• **Aim**
Every line below should be repeated exactly.

★ ★ ★ ★

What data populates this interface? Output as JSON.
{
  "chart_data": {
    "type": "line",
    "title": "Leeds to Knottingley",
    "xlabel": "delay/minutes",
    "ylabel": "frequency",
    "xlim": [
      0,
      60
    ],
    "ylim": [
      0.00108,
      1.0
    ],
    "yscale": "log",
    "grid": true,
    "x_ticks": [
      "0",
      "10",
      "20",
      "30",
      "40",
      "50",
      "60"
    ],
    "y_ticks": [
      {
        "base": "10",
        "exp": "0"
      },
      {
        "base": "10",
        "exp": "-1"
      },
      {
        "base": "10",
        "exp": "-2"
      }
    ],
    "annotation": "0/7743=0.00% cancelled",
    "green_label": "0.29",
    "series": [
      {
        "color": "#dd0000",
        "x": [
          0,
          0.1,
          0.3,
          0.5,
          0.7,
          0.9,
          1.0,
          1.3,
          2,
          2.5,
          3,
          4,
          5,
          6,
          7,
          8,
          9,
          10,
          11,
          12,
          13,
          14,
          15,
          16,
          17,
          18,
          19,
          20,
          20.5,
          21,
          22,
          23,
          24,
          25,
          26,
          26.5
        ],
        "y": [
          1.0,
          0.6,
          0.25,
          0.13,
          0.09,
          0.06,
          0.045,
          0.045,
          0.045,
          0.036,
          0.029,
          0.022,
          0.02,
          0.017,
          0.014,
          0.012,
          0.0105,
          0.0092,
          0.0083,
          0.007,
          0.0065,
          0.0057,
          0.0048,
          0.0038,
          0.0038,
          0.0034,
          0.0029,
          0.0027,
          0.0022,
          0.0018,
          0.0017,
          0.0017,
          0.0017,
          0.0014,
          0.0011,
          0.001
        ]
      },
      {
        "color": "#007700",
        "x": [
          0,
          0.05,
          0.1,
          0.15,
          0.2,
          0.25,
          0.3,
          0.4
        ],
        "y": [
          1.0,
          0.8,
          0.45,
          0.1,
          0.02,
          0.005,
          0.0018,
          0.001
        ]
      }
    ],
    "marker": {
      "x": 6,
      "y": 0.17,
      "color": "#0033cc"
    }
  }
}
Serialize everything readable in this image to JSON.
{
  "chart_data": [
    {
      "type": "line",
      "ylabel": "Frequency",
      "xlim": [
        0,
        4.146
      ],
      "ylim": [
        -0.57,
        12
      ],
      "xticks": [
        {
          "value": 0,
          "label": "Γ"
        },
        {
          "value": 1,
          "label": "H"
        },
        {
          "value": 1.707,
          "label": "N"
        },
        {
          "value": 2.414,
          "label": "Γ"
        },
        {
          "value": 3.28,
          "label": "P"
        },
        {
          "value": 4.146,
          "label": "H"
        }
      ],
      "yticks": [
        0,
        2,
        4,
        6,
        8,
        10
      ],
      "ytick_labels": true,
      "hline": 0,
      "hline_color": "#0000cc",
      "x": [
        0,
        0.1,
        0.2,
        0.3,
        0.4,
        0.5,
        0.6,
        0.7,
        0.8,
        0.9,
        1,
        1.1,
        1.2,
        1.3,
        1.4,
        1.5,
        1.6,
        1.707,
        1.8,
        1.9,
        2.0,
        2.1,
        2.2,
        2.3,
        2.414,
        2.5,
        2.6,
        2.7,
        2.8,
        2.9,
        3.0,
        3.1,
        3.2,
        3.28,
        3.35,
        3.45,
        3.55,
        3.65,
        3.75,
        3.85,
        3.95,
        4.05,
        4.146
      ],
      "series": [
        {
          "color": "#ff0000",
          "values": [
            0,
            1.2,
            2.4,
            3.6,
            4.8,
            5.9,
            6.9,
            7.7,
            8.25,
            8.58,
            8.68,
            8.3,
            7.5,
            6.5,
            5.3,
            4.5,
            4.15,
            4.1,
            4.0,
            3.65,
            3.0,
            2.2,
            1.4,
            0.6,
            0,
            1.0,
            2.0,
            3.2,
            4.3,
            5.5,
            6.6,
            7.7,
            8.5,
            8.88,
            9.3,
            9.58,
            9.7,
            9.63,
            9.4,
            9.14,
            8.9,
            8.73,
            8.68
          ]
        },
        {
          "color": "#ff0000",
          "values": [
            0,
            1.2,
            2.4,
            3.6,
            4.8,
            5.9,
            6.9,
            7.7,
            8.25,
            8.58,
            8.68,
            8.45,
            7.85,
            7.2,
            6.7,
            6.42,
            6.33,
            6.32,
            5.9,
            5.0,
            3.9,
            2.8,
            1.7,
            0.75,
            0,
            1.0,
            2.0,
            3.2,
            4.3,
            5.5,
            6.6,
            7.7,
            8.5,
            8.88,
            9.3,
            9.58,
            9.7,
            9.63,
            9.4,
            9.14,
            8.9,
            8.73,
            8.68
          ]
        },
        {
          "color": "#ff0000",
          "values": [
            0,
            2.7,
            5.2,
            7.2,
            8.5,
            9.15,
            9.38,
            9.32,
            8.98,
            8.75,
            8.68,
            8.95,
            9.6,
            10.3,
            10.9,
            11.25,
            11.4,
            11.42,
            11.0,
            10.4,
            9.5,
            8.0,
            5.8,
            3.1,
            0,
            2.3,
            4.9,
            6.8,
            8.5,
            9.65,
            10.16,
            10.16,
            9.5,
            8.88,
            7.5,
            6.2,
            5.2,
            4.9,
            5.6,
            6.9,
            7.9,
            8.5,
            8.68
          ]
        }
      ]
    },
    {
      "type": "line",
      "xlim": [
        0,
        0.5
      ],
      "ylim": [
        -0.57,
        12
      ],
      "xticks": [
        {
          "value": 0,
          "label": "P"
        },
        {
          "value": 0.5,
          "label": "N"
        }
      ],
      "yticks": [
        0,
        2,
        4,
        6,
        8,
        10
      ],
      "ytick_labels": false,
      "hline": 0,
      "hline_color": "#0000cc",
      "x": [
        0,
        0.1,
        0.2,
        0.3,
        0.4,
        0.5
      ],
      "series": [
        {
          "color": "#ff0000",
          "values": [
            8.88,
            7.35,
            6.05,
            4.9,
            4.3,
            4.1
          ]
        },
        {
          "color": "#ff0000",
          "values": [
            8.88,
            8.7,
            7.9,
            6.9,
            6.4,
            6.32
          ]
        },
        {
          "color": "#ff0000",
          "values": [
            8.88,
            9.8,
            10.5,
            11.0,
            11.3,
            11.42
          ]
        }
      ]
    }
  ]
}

★ ★ ★ ★

• **Exercise result**
What data populates this interface? Output as JSON.
{
  "chart_data": {
    "type": "line",
    "title": "Leeds to Knottingley",
    "xlabel": "delay/minutes",
    "ylabel": "frequency",
    "xlim": [
      0,
      60
    ],
    "ylim": [
      0.00108,
      1.0
    ],
    "yscale": "log",
    "grid": true,
    "x_ticks": [
      "0",
      "10",
      "20",
      "30",
      "40",
      "50",
      "60"
    ],
    "y_ticks": [
      {
        "base": "10",
        "exp": "0"
      },
      {
        "base": "10",
        "exp": "-1"
      },
      {
        "base": "10",
        "exp": "-2"
      }
    ],
    "annotation": "0/7743=0.00% cancelled",
    "green_label": "0.29",
    "series": [
      {
        "color": "#dd0000",
        "x": [
          0,
          0.1,
          0.3,
          0.5,
          0.7,
          0.9,
          1.0,
          1.3,
          2,
          2.5,
          3,
          4,
          5,
          6,
          7,
          8,
          9,
          10,
          11,
          12,
          13,
          14,
          15,
          16,
          17,
          18,
          19,
          20,
          20.5,
          21,
          22,
          23,
          24,
          25,
          26,
          26.5
        ],
        "y": [
          1.0,
          0.6,
          0.25,
          0.13,
          0.09,
          0.06,
          0.045,
          0.045,
          0.045,
          0.036,
          0.029,
          0.022,
          0.02,
          0.017,
          0.014,
          0.012,
          0.0105,
          0.0092,
          0.0083,
          0.007,
          0.0065,
          0.0057,
          0.0048,
          0.0038,
          0.0038,
          0.0034,
          0.0029,
          0.0027,
          0.0022,
          0.0018,
          0.0017,
          0.0017,
          0.0017,
          0.0014,
          0.0011,
          0.001
        ]
      },
      {
        "color": "#007700",
        "x": [
          0,
          0.05,
          0.1,
          0.15,
          0.2,
          0.25,
          0.3,
          0.4
        ],
        "y": [
          1.0,
          0.8,
          0.45,
          0.1,
          0.02,
          0.005,
          0.0018,
          0.001
        ]
      }
    ],
    "marker": {
      "x": 6,
      "y": 0.17,
      "color": "#0033cc"
    }
  }
}
Serialize everything readable in this image to JSON.
{
  "chart_data": [
    {
      "type": "line",
      "ylabel": "Frequency",
      "xlim": [
        0,
        4.146
      ],
      "ylim": [
        -0.57,
        12
      ],
      "xticks": [
        {
          "value": 0,
          "label": "Γ"
        },
        {
          "value": 1,
          "label": "H"
        },
        {
          "value": 1.707,
          "label": "N"
        },
        {
          "value": 2.414,
          "label": "Γ"
        },
        {
          "value": 3.28,
          "label": "P"
        },
        {
          "value": 4.146,
          "label": "H"
        }
      ],
      "yticks": [
        0,
        2,
        4,
        6,
        8,
        10
      ],
      "ytick_labels": true,
      "hline": 0,
      "hline_color": "#0000cc",
      "x": [
        0,
        0.1,
        0.2,
        0.3,
        0.4,
        0.5,
        0.6,
        0.7,
        0.8,
        0.9,
        1,
        1.1,
        1.2,
        1.3,
        1.4,
        1.5,
        1.6,
        1.707,
        1.8,
        1.9,
        2.0,
        2.1,
        2.2,
        2.3,
        2.414,
        2.5,
        2.6,
        2.7,
        2.8,
        2.9,
        3.0,
        3.1,
        3.2,
        3.28,
        3.35,
        3.45,
        3.55,
        3.65,
        3.75,
        3.85,
        3.95,
        4.05,
        4.146
      ],
      "series": [
        {
          "color": "#ff0000",
          "values": [
            0,
            1.2,
            2.4,
            3.6,
            4.8,
            5.9,
            6.9,
            7.7,
            8.25,
            8.58,
            8.68,
            8.3,
            7.5,
            6.5,
            5.3,
            4.5,
            4.15,
            4.1,
            4.0,
            3.65,
            3.0,
            2.2,
            1.4,
            0.6,
            0,
            1.0,
            2.0,
            3.2,
            4.3,
            5.5,
            6.6,
            7.7,
            8.5,
            8.88,
            9.3,
            9.58,
            9.7,
            9.63,
            9.4,
            9.14,
            8.9,
            8.73,
            8.68
          ]
        },
        {
          "color": "#ff0000",
          "values": [
            0,
            1.2,
            2.4,
            3.6,
            4.8,
            5.9,
            6.9,
            7.7,
            8.25,
            8.58,
            8.68,
            8.45,
            7.85,
            7.2,
            6.7,
            6.42,
            6.33,
            6.32,
            5.9,
            5.0,
            3.9,
            2.8,
            1.7,
            0.75,
            0,
            1.0,
            2.0,
            3.2,
            4.3,
            5.5,
            6.6,
            7.7,
            8.5,
            8.88,
            9.3,
            9.58,
            9.7,
            9.63,
            9.4,
            9.14,
            8.9,
            8.73,
            8.68
          ]
        },
        {
          "color": "#ff0000",
          "values": [
            0,
            2.7,
            5.2,
            7.2,
            8.5,
            9.15,
            9.38,
            9.32,
            8.98,
            8.75,
            8.68,
            8.95,
            9.6,
            10.3,
            10.9,
            11.25,
            11.4,
            11.42,
            11.0,
            10.4,
            9.5,
            8.0,
            5.8,
            3.1,
            0,
            2.3,
            4.9,
            6.8,
            8.5,
            9.65,
            10.16,
            10.16,
            9.5,
            8.88,
            7.5,
            6.2,
            5.2,
            4.9,
            5.6,
            6.9,
            7.9,
            8.5,
            8.68
          ]
        }
      ]
    },
    {
      "type": "line",
      "xlim": [
        0,
        0.5
      ],
      "ylim": [
        -0.57,
        12
      ],
      "xticks": [
        {
          "value": 0,
          "label": "P"
        },
        {
          "value": 0.5,
          "label": "N"
        }
      ],
      "yticks": [
        0,
        2,
        4,
        6,
        8,
        10
      ],
      "ytick_labels": false,
      "hline": 0,
      "hline_color": "#0000cc",
      "x": [
        0,
        0.1,
        0.2,
        0.3,
        0.4,
        0.5
      ],
      "series": [
        {
          "color": "#ff0000",
          "values": [
            8.88,
            7.35,
            6.05,
            4.9,
            4.3,
            4.1
          ]
        },
        {
          "color": "#ff0000",
          "values": [
            8.88,
            8.7,
            7.9,
            6.9,
            6.4,
            6.32
          ]
        },
        {
          "color": "#ff0000",
          "values": [
            8.88,
            9.8,
            10.5,
            11.0,
            11.3,
            11.42
          ]
        }
      ]
    }
  ]
}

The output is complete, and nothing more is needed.